What this task involves
Render the entries from the line containing "ct-sensor-icon: [243, 123, 267, 147]" up to and including the line containing "terminal-label: VN: [152, 243, 160, 249]" as a JSON list of strings, one string per line, with blank lines omitted.

Material shown
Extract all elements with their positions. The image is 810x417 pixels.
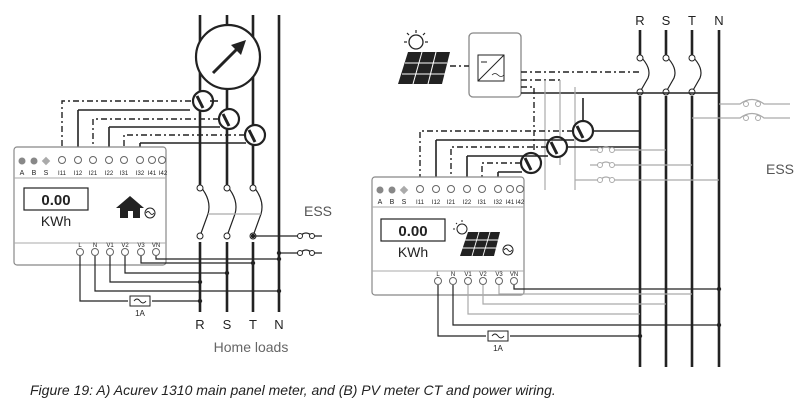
ct-sensor-icon: [243, 123, 267, 147]
terminal-label: I31: [120, 171, 129, 177]
terminal-label: I12: [74, 171, 83, 177]
terminal-label: I11: [58, 171, 67, 177]
terminal-label: N: [451, 272, 455, 278]
status-led-icon: [30, 157, 38, 165]
terminal-label: V3: [137, 243, 145, 249]
terminal-label: I32: [136, 171, 145, 177]
display-value: 0.00: [398, 223, 427, 240]
inverter-icon: [468, 32, 522, 98]
terminal-label: VN: [510, 272, 518, 278]
phase-label: S: [223, 317, 232, 332]
terminal-label: N: [93, 243, 97, 249]
terminal-label: VN: [152, 243, 160, 249]
switch-icon: [575, 146, 719, 183]
phase-label: T: [688, 13, 696, 28]
terminal-label: S: [44, 170, 49, 177]
figure-caption: Figure 19: A) Acurev 1310 main panel met…: [30, 382, 556, 398]
pv-meter-diagram: R S T N: [371, 13, 794, 367]
terminal-label: L: [78, 243, 82, 249]
breaker-icon: [636, 54, 706, 96]
terminal-label: A: [378, 199, 383, 206]
terminal-label: S: [402, 199, 407, 206]
ess-label: ESS: [304, 203, 332, 219]
terminal-label: I12: [432, 200, 441, 206]
phase-label: N: [274, 317, 283, 332]
unit-label: KWh: [41, 213, 71, 229]
ess-switch-icon: [692, 98, 790, 121]
ess-label: ESS: [766, 161, 794, 177]
fuse-icon: [487, 330, 509, 342]
terminal-label: V1: [464, 272, 472, 278]
phase-label: R: [635, 13, 644, 28]
terminal-label: V2: [121, 243, 129, 249]
status-led-icon: [41, 156, 51, 166]
ct-sensor-icon: [519, 151, 543, 175]
panel-meter: A B S I11 I12 I21 I22 I31 I32 I4: [13, 146, 168, 266]
phase-label: N: [714, 13, 723, 28]
phase-label: S: [662, 13, 671, 28]
unit-label: KWh: [398, 244, 428, 260]
status-led-icon: [376, 186, 384, 194]
terminal-label: I22: [105, 171, 114, 177]
ct-sensor-icon: [571, 119, 595, 143]
terminal-label: V2: [479, 272, 487, 278]
terminal-label: I21: [447, 200, 456, 206]
terminal-label: I42: [159, 171, 168, 177]
home-icon: [116, 196, 156, 219]
terminal-label: V1: [106, 243, 114, 249]
ct-sensor-icon: [217, 107, 241, 131]
terminal-label: B: [390, 199, 395, 206]
solar-panel-icon: [453, 220, 514, 257]
panel-meter-diagram: A B S I11 I12 I21 I22 I31 I32 I4: [13, 15, 332, 355]
status-led-icon: [18, 157, 26, 165]
grid-meter-icon: [194, 23, 262, 91]
terminal-label: I41: [506, 200, 515, 206]
meter-display: [23, 187, 89, 211]
meter-display: [380, 218, 446, 242]
status-led-icon: [399, 185, 409, 195]
solar-panel-icon: [398, 30, 450, 85]
display-value: 0.00: [41, 192, 70, 209]
fuse-icon: [129, 295, 151, 307]
status-led-icon: [388, 186, 396, 194]
pv-meter: A B S I11 I12 I21 I22 I31 I32 I41: [371, 176, 525, 296]
terminal-label: I42: [516, 200, 525, 206]
phase-label: T: [249, 317, 257, 332]
terminal-label: I22: [463, 200, 472, 206]
terminal-label: I32: [494, 200, 503, 206]
terminal-label: V3: [495, 272, 503, 278]
terminal-label: A: [20, 170, 25, 177]
phase-label: R: [195, 317, 204, 332]
fuse-label: 1A: [493, 344, 503, 353]
terminal-label: B: [32, 170, 37, 177]
terminal-label: I11: [416, 200, 425, 206]
ct-sensor-icon: [191, 89, 215, 113]
home-loads-label: Home loads: [214, 339, 289, 355]
terminal-label: L: [436, 272, 440, 278]
terminal-label: I31: [478, 200, 487, 206]
terminal-label: I21: [89, 171, 98, 177]
terminal-label: I41: [148, 171, 157, 177]
fuse-label: 1A: [135, 309, 145, 318]
breaker-icon: [196, 184, 276, 242]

Problem solution
[
  "ct-sensor-icon: [243, 123, 267, 147]",
  "terminal-label: I31: [120, 171, 129, 177]",
  "terminal-label: I12: [74, 171, 83, 177]",
  "terminal-label: I11: [58, 171, 67, 177]",
  "terminal-label: N: [451, 272, 455, 278]",
  "status-led-icon: [30, 157, 38, 165]",
  "terminal-label: V3: [137, 243, 145, 249]",
  "terminal-label: I32: [136, 171, 145, 177]",
  "display-value: 0.00: [398, 223, 427, 240]",
  "inverter-icon: [468, 32, 522, 98]",
  "terminal-label: VN: [510, 272, 518, 278]",
  "phase-label: S: [223, 317, 232, 332]",
  "terminal-label: N: [93, 243, 97, 249]",
  "terminal-label: VN: [152, 243, 160, 249]"
]